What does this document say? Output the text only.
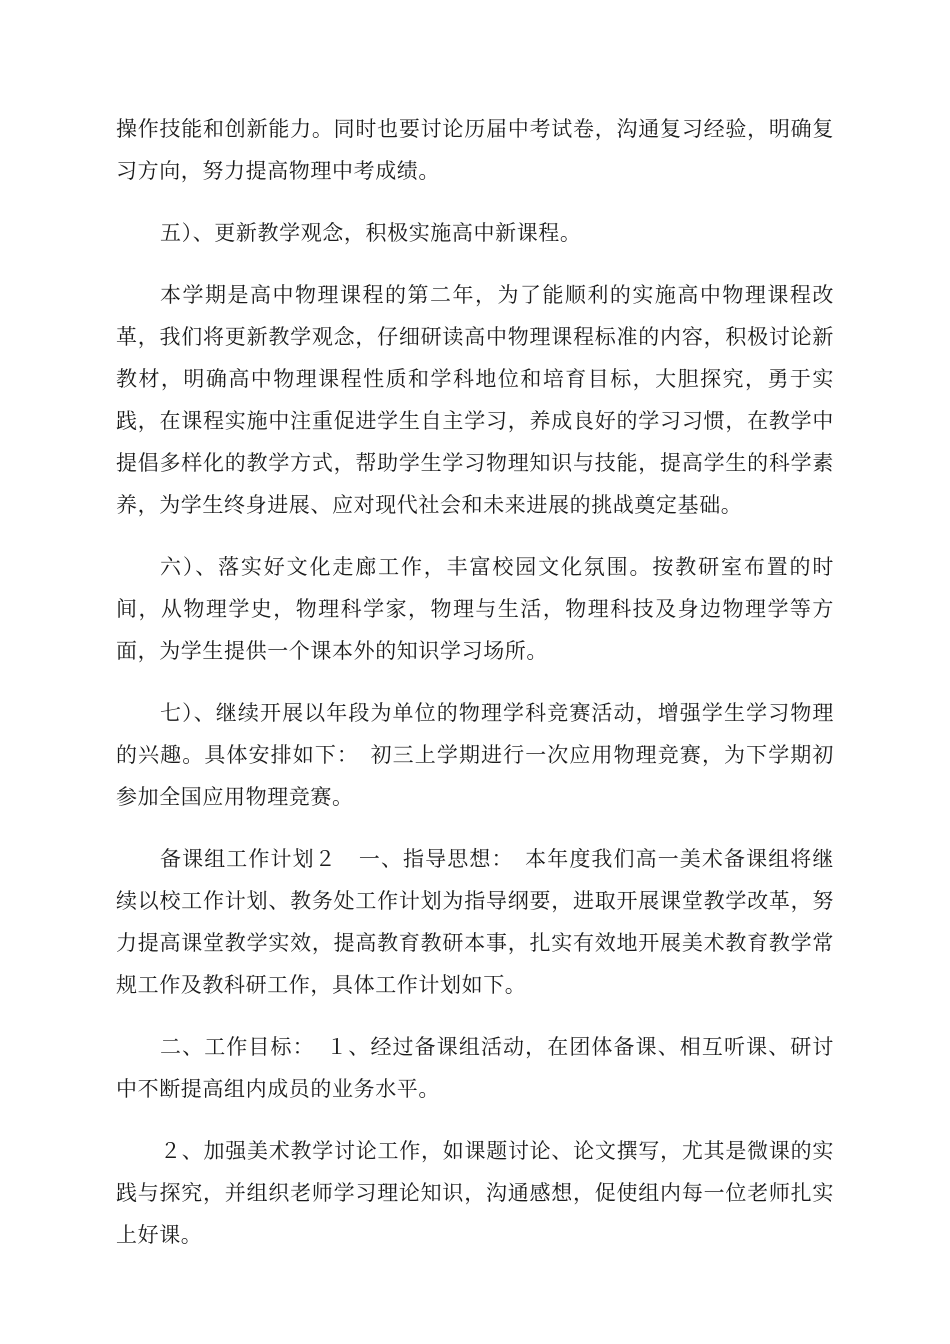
操作技能和创新能力。同时也要讨论历届中考试卷，沟通复习经验，明确复习方向，努力提高物理中考成绩。

五）、更新教学观念，积极实施高中新课程。

本学期是高中物理课程的第二年，为了能顺利的实施高中物理课程改革，我们将更新教学观念，仔细研读高中物理课程标准的内容，积极讨论新教材，明确高中物理课程性质和学科地位和培育目标，大胆探究，勇于实践，在课程实施中注重促进学生自主学习，养成良好的学习习惯，在教学中提倡多样化的教学方式，帮助学生学习物理知识与技能，提高学生的科学素养，为学生终身进展、应对现代社会和未来进展的挑战奠定基础。

六）、落实好文化走廊工作，丰富校园文化氛围。按教研室布置的时间，从物理学史，物理科学家，物理与生活，物理科技及身边物理学等方面，为学生提供一个课本外的知识学习场所。

七）、继续开展以年段为单位的物理学科竞赛活动，增强学生学习物理的兴趣。具体安排如下：　初三上学期进行一次应用物理竞赛，为下学期初参加全国应用物理竞赛。

备课组工作计划２　一、指导思想：　本年度我们高一美术备课组将继续以校工作计划、教务处工作计划为指导纲要，进取开展课堂教学改革，努力提高课堂教学实效，提高教育教研本事，扎实有效地开展美术教育教学常规工作及教科研工作，具体工作计划如下。

二、工作目标：　１、经过备课组活动，在团体备课、相互听课、研讨中不断提高组内成员的业务水平。

２、加强美术教学讨论工作，如课题讨论、论文撰写，尤其是微课的实践与探究，并组织老师学习理论知识，沟通感想，促使组内每一位老师扎实上好课。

*SET TASK*.
Reproduce each entry precisely. Leave the pictures out.

*SOLUTION*.
What does this document say? Output the text only.
操作技能和创新能力。同时也要讨论历届中考试卷，沟通复习经验，明确复习方向，努力提高物理中考成绩。

五）、更新教学观念，积极实施高中新课程。

本学期是高中物理课程的第二年，为了能顺利的实施高中物理课程改革，我们将更新教学观念，仔细研读高中物理课程标准的内容，积极讨论新教材，明确高中物理课程性质和学科地位和培育目标，大胆探究，勇于实践，在课程实施中注重促进学生自主学习，养成良好的学习习惯，在教学中提倡多样化的教学方式，帮助学生学习物理知识与技能，提高学生的科学素养，为学生终身进展、应对现代社会和未来进展的挑战奠定基础。

六）、落实好文化走廊工作，丰富校园文化氛围。按教研室布置的时间，从物理学史，物理科学家，物理与生活，物理科技及身边物理学等方面，为学生提供一个课本外的知识学习场所。

七）、继续开展以年段为单位的物理学科竞赛活动，增强学生学习物理的兴趣。具体安排如下：　初三上学期进行一次应用物理竞赛，为下学期初参加全国应用物理竞赛。

备课组工作计划２　一、指导思想：　本年度我们高一美术备课组将继续以校工作计划、教务处工作计划为指导纲要，进取开展课堂教学改革，努力提高课堂教学实效，提高教育教研本事，扎实有效地开展美术教育教学常规工作及教科研工作，具体工作计划如下。

二、工作目标：　１、经过备课组活动，在团体备课、相互听课、研讨中不断提高组内成员的业务水平。

２、加强美术教学讨论工作，如课题讨论、论文撰写，尤其是微课的实践与探究，并组织老师学习理论知识，沟通感想，促使组内每一位老师扎实上好课。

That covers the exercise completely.